━━ THE RECORDS ━━
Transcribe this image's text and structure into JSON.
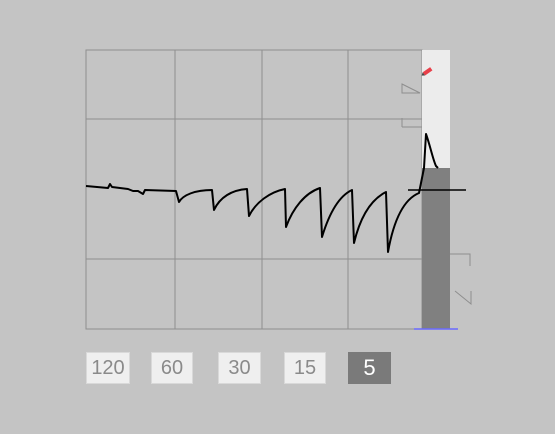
{
  "colors": {
    "background": "#c4c4c4",
    "plot_background": "#c4c4c4",
    "grid": "#8e8e8e",
    "trace": "#000000",
    "side_panel": "#ececec",
    "level_bar": "#808080",
    "baseline": "#6a6aff",
    "button_bg": "#efefef",
    "button_selected_bg": "#7a7a7a",
    "button_text": "#8a8a8a",
    "button_selected_text": "#ffffff"
  },
  "icons": {
    "top_indicator": "pencil-icon"
  },
  "time_buttons": [
    {
      "label": "120",
      "selected": false
    },
    {
      "label": "60",
      "selected": false
    },
    {
      "label": "30",
      "selected": false
    },
    {
      "label": "15",
      "selected": false
    },
    {
      "label": "5",
      "selected": true
    }
  ]
}
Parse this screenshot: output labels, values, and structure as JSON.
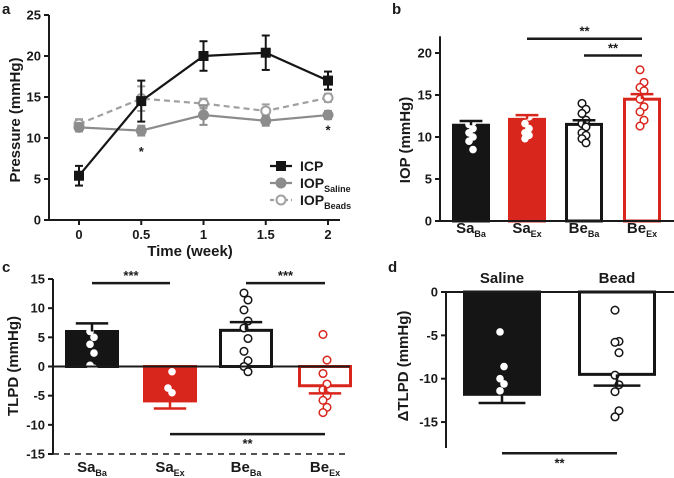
{
  "colors": {
    "black": "#151515",
    "red": "#d9261c",
    "gray": "#8c8c8c",
    "lightgray": "#a0a0a0"
  },
  "chart_data": [
    {
      "panel": "a",
      "type": "line",
      "xlabel": "Time (week)",
      "ylabel": "Pressure (mmHg)",
      "ylim": [
        0,
        25
      ],
      "yticks": [
        0,
        5,
        10,
        15,
        20,
        25
      ],
      "x": [
        0,
        0.5,
        1,
        1.5,
        2
      ],
      "xticks": [
        "0",
        "0.5",
        "1",
        "1.5",
        "2"
      ],
      "series": [
        {
          "name": "ICP",
          "sub": "",
          "values": [
            5.4,
            14.5,
            20.0,
            20.4,
            17.0
          ],
          "sem": [
            1.2,
            2.5,
            1.8,
            2.1,
            1.1
          ],
          "style": "solid-black-square"
        },
        {
          "name": "IOP",
          "sub": "Saline",
          "values": [
            11.3,
            10.9,
            12.8,
            12.1,
            12.8
          ],
          "sem": [
            0.5,
            0.6,
            1.2,
            0.6,
            0.5
          ],
          "style": "solid-gray-circle"
        },
        {
          "name": "IOP",
          "sub": "Beads",
          "values": [
            11.7,
            14.8,
            14.2,
            13.3,
            14.9
          ],
          "sem": [
            0.6,
            1.5,
            0.6,
            0.8,
            0.5
          ],
          "style": "dashed-gray-open-circle"
        }
      ],
      "annotations": [
        {
          "text": "*",
          "x": 0.5,
          "y": 8.3
        },
        {
          "text": "*",
          "x": 2,
          "y": 10.9
        }
      ]
    },
    {
      "panel": "b",
      "type": "bar",
      "ylabel": "IOP (mmHg)",
      "ylim": [
        0,
        22
      ],
      "yticks": [
        0,
        5,
        10,
        15,
        20
      ],
      "categories": [
        {
          "main": "Sa",
          "sub": "Ba"
        },
        {
          "main": "Sa",
          "sub": "Ex"
        },
        {
          "main": "Be",
          "sub": "Ba"
        },
        {
          "main": "Be",
          "sub": "Ex"
        }
      ],
      "values": [
        11.4,
        12.1,
        11.5,
        14.5
      ],
      "sem": [
        0.5,
        0.5,
        0.5,
        0.6
      ],
      "points": [
        [
          14.5,
          12.7,
          12.2,
          11.8,
          11.5,
          11,
          10.5,
          10,
          9.5,
          8.5
        ],
        [
          15.2,
          13.8,
          13.3,
          12.4,
          11.6,
          11,
          10.5,
          10.2,
          9.8
        ],
        [
          14,
          13.3,
          12.8,
          12,
          11.6,
          11.2,
          10.5,
          10.2,
          9.8,
          9.3
        ],
        [
          18,
          16.5,
          15.9,
          15.5,
          14.5,
          13.6,
          13,
          12,
          11.3
        ]
      ],
      "significance": [
        {
          "from": 1,
          "to": 3,
          "y": 21.7,
          "text": "**"
        },
        {
          "from": 2,
          "to": 3,
          "y": 19.7,
          "text": "**"
        }
      ]
    },
    {
      "panel": "c",
      "type": "bar",
      "ylabel": "TLPD (mmHg)",
      "ylim": [
        -15,
        15
      ],
      "yticks": [
        -15,
        -10,
        -5,
        0,
        5,
        10,
        15
      ],
      "categories": [
        {
          "main": "Sa",
          "sub": "Ba"
        },
        {
          "main": "Sa",
          "sub": "Ex"
        },
        {
          "main": "Be",
          "sub": "Ba"
        },
        {
          "main": "Be",
          "sub": "Ex"
        }
      ],
      "values": [
        6.0,
        -5.9,
        6.2,
        -3.3
      ],
      "sem": [
        1.4,
        1.3,
        1.4,
        1.3
      ],
      "points": [
        [
          13.1,
          10.8,
          9.3,
          8.5,
          6,
          5,
          3.8,
          2.3,
          0.2,
          -0.3
        ],
        [
          3.9,
          -0.9,
          -3.7,
          -4.5,
          -8.3,
          -8.7,
          -9,
          -9.2,
          -10.3
        ],
        [
          12.6,
          11.4,
          9.7,
          7.8,
          6.6,
          4.8,
          2.6,
          1,
          0,
          -0.9
        ],
        [
          5.5,
          1.1,
          -1.2,
          -3,
          -4,
          -5,
          -5.8,
          -7,
          -7.9
        ]
      ],
      "significance": [
        {
          "from": 0,
          "to": 1,
          "y": 14.3,
          "text": "***"
        },
        {
          "from": 2,
          "to": 3,
          "y": 14.3,
          "text": "***"
        },
        {
          "from": 1,
          "to": 3,
          "y": -11.6,
          "text": "**",
          "below": true
        }
      ]
    },
    {
      "panel": "d",
      "type": "bar",
      "ylabel": "ΔTLPD (mmHg)",
      "ylim": [
        -18,
        0
      ],
      "yticks": [
        -15,
        -10,
        -5,
        0
      ],
      "categories": [
        {
          "main": "Saline",
          "sub": ""
        },
        {
          "main": "Bead",
          "sub": ""
        }
      ],
      "values": [
        -11.8,
        -9.5
      ],
      "sem": [
        1.0,
        1.3
      ],
      "points": [
        [
          -4.6,
          -8.6,
          -10,
          -10.6,
          -11.4,
          -12.4,
          -12.8,
          -14,
          -14.6,
          -17.8
        ],
        [
          -2.1,
          -5.7,
          -5.8,
          -7,
          -9.6,
          -10.7,
          -11.5,
          -13.7,
          -14.4
        ]
      ],
      "significance": [
        {
          "from": 0,
          "to": 1,
          "y": -18.6,
          "text": "**",
          "below": true
        }
      ]
    }
  ]
}
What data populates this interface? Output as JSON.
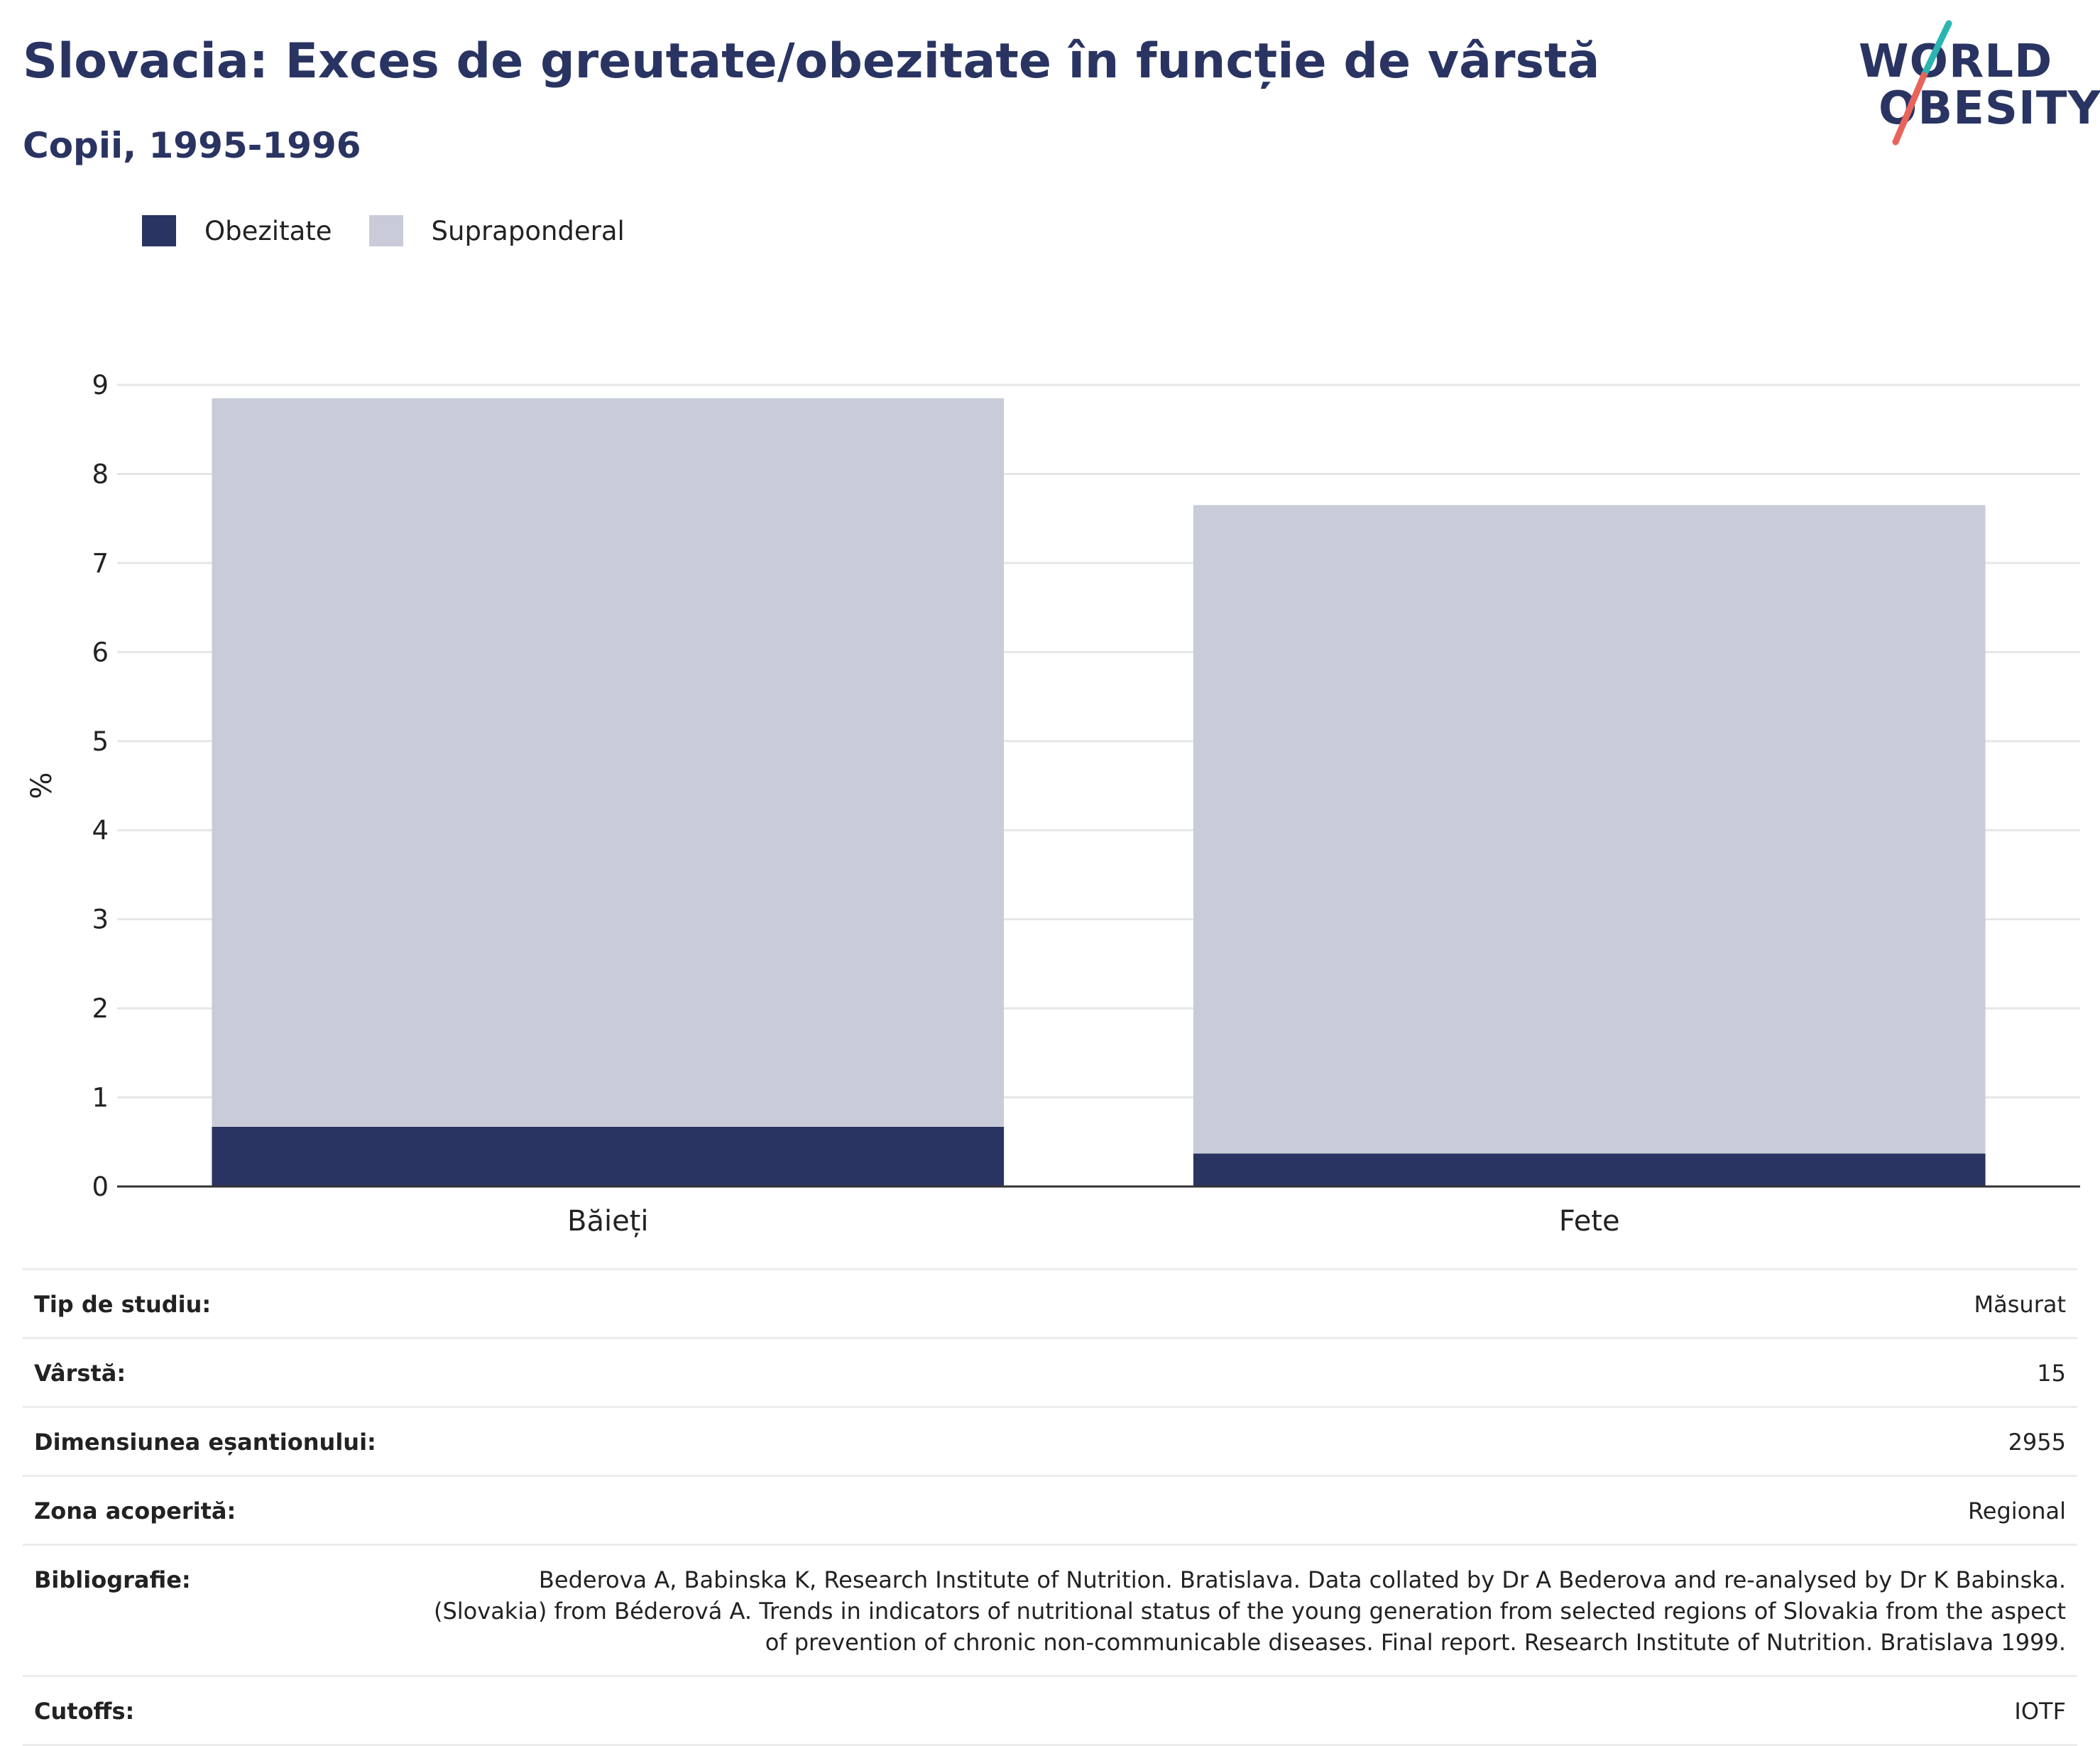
━━━
Which lines contain "this"? Copy each of them out.

Transcribe this image's text and structure into JSON.
Parse this screenshot: output labels, values, and structure as JSON.
What data populates this interface? Output as JSON.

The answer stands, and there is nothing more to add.